Direction → Among the lines below, count those with "Price". Give only the number.

Working data →

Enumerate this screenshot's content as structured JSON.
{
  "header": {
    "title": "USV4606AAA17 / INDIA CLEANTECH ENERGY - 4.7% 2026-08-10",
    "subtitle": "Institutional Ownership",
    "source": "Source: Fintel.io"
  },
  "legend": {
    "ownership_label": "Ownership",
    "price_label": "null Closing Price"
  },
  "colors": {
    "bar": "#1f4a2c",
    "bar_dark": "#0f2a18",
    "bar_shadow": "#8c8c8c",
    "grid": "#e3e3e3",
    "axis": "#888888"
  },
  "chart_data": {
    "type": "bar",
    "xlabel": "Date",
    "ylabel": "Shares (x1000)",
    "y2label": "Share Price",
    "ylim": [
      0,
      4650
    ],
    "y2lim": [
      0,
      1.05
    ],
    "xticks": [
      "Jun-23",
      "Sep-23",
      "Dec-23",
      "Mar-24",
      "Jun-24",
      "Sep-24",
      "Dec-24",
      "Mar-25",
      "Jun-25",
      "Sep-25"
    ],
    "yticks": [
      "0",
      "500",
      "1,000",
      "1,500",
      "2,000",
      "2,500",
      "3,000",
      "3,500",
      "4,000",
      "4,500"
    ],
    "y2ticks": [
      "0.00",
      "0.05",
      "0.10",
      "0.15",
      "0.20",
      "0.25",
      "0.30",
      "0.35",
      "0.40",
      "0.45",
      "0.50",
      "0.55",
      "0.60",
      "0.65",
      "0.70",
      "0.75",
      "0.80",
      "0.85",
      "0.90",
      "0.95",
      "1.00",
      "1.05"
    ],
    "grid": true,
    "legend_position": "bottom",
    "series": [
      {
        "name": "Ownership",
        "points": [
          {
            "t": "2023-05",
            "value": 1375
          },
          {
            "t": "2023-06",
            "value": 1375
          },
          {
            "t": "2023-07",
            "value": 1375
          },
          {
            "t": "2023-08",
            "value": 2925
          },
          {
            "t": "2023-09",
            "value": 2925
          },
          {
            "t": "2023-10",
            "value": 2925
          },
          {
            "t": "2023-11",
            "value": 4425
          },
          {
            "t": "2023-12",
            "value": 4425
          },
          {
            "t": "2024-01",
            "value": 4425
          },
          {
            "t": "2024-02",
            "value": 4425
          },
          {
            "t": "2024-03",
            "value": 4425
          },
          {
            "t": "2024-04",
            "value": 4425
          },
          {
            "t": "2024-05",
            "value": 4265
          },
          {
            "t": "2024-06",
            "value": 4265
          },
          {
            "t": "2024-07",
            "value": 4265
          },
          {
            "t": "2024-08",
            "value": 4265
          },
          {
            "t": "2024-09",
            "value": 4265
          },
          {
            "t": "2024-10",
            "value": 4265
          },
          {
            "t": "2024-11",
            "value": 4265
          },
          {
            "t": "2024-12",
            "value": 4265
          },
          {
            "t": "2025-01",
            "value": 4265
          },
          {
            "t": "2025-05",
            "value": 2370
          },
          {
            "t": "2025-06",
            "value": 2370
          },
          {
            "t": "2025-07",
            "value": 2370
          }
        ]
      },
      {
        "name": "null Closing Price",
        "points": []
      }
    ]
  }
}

Result for this task → 3